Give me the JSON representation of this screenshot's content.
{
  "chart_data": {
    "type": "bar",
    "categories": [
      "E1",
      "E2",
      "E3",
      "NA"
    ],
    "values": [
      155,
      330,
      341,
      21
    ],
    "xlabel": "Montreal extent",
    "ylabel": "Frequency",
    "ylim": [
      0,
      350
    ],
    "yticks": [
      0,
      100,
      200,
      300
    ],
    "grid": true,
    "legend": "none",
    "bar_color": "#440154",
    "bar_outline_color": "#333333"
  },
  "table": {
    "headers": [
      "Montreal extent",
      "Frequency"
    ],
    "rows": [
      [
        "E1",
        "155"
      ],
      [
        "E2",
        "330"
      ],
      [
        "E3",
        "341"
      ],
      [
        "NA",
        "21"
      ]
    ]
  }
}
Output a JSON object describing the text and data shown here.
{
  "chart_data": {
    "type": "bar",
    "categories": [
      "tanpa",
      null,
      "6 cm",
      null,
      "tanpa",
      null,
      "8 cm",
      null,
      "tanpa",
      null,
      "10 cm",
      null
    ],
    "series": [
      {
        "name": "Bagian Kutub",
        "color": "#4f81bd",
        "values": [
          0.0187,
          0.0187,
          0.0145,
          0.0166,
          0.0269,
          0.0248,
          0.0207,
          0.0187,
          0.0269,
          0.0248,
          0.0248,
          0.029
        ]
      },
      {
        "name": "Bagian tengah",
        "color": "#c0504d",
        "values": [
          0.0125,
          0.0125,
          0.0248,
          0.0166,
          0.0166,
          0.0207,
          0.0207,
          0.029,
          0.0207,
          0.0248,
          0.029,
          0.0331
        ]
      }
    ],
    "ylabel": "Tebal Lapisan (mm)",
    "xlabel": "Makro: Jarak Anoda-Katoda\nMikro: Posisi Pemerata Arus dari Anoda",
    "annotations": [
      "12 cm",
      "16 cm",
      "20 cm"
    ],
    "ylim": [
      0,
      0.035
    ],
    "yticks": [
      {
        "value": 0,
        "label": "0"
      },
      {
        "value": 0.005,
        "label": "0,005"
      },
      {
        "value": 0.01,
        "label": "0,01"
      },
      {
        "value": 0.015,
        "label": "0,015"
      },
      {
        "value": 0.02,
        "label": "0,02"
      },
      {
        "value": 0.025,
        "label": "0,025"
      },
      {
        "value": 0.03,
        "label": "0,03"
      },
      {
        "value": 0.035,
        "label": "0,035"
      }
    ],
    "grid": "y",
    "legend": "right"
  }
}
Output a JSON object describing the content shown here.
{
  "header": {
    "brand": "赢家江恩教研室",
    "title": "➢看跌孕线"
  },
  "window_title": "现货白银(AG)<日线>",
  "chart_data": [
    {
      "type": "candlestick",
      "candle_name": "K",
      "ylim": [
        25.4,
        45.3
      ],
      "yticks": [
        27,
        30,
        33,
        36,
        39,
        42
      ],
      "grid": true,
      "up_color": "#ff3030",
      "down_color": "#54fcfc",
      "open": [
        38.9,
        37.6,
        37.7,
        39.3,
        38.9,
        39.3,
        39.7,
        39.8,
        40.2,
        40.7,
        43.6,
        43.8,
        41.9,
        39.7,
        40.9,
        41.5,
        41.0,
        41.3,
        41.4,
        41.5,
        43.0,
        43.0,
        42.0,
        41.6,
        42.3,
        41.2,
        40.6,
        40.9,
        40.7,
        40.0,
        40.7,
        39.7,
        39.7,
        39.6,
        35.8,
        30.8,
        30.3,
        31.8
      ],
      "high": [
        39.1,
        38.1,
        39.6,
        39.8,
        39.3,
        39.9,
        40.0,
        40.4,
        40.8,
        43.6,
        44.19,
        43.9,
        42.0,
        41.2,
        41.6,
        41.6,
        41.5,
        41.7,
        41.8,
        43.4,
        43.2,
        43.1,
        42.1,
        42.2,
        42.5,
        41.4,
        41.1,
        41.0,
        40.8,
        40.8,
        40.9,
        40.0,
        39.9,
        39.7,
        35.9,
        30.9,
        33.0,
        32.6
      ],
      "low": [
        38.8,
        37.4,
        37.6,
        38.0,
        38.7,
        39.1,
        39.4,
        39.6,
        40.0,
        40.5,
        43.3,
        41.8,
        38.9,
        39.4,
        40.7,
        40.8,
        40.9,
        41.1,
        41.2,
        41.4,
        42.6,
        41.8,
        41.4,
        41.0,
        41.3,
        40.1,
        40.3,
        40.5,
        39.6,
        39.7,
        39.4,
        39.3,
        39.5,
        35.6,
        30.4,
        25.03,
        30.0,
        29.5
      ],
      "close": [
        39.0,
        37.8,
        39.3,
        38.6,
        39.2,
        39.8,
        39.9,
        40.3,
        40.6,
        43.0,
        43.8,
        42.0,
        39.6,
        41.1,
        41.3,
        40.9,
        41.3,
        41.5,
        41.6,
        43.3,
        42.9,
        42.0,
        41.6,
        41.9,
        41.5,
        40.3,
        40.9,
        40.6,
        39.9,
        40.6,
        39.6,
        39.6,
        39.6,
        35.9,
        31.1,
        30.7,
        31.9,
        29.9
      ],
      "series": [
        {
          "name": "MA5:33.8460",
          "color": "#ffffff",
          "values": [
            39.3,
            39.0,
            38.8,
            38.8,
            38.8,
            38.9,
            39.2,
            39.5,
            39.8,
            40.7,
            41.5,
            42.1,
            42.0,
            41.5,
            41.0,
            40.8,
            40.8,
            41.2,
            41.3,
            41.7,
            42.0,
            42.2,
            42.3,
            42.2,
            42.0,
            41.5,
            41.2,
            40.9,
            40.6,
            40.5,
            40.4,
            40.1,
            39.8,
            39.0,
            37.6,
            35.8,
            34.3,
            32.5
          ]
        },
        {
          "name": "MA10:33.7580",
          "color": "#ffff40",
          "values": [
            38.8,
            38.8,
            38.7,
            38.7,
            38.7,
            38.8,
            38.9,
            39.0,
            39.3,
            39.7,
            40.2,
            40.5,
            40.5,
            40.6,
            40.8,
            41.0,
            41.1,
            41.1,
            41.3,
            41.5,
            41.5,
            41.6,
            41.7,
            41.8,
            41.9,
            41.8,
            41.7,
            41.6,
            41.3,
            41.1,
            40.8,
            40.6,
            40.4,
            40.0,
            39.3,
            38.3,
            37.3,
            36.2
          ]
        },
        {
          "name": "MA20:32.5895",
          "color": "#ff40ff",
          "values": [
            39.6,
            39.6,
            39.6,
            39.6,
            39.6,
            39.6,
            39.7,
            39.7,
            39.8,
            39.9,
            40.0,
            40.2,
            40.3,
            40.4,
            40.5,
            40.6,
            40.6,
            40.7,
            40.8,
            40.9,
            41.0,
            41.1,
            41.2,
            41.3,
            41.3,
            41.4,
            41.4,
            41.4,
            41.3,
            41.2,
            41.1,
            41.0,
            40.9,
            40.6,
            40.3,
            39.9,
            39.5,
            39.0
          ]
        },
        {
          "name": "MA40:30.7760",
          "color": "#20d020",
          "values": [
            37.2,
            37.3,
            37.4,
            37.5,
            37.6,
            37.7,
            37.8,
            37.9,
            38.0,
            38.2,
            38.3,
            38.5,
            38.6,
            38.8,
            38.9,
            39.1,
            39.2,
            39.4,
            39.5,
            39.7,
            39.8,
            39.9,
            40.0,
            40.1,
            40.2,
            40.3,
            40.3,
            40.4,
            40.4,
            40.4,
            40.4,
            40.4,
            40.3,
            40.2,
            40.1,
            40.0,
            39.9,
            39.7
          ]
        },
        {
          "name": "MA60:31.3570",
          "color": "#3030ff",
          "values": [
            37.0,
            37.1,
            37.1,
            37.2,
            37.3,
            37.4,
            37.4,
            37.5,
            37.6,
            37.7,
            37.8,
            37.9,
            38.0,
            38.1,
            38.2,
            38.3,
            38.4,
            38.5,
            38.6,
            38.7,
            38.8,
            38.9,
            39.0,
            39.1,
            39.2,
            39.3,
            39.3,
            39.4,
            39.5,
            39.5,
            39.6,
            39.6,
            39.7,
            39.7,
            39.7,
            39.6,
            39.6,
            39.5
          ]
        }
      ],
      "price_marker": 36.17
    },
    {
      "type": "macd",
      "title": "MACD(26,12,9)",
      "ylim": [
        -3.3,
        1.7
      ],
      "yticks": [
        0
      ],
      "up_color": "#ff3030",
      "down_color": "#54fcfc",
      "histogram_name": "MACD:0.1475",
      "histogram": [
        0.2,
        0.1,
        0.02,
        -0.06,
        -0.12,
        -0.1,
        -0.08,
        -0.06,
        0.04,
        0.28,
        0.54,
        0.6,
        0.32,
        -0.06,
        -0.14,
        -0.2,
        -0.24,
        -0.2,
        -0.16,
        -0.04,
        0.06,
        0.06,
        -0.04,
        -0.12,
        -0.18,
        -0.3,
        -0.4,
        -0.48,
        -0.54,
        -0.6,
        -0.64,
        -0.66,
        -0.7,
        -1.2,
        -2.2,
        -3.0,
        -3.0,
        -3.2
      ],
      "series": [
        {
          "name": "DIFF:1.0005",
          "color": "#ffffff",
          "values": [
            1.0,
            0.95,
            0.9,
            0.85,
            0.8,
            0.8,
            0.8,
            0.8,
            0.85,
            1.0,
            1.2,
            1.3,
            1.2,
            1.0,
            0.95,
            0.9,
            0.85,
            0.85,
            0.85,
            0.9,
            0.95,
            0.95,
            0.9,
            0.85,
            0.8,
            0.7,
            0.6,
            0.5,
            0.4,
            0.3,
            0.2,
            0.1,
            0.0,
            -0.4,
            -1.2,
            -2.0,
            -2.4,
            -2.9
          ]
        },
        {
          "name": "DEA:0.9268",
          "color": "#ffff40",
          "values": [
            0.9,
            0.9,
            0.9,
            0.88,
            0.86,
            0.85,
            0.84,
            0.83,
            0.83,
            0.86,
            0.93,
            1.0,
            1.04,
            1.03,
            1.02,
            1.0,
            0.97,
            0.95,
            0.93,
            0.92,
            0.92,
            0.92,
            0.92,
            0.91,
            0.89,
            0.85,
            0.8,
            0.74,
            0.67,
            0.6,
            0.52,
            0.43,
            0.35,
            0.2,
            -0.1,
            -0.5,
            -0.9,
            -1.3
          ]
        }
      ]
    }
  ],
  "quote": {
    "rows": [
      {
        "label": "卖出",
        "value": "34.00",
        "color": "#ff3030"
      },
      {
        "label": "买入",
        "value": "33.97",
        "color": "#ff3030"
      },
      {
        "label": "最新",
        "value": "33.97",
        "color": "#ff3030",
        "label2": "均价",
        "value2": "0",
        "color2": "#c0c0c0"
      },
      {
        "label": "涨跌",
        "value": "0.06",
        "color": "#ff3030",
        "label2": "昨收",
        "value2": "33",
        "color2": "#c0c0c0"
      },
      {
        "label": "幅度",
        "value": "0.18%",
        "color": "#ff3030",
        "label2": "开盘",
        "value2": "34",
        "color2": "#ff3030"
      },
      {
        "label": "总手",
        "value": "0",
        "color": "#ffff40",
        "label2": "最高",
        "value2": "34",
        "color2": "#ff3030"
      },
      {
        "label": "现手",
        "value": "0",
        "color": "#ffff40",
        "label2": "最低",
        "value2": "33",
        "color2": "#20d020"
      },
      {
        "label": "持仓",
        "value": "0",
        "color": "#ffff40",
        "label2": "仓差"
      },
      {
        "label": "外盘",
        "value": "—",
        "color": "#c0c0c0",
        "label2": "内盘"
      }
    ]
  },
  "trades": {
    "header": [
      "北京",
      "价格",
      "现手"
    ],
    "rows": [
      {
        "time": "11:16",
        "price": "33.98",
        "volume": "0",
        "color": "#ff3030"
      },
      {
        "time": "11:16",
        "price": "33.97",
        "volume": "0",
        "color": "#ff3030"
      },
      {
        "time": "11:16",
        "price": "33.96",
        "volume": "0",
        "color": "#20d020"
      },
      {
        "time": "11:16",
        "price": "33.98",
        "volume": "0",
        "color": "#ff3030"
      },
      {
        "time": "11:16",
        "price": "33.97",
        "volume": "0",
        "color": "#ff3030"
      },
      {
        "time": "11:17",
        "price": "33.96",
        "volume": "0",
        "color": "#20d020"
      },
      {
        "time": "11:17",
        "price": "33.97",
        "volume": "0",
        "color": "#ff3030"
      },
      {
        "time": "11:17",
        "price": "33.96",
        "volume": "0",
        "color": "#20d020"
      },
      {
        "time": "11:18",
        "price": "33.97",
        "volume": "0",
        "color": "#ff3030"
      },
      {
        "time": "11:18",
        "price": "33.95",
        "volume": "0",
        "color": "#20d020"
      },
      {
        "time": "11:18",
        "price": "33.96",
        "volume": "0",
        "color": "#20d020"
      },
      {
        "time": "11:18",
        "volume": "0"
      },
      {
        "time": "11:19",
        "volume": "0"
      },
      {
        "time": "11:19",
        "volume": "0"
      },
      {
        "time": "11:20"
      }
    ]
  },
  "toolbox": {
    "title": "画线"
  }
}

:: Task instructions ::
Look for lines containing the string "describing" and copy them all.

:: Result of this task ::
Output a JSON object describing the text and data shown here.
Output a JSON object describing the content shown here.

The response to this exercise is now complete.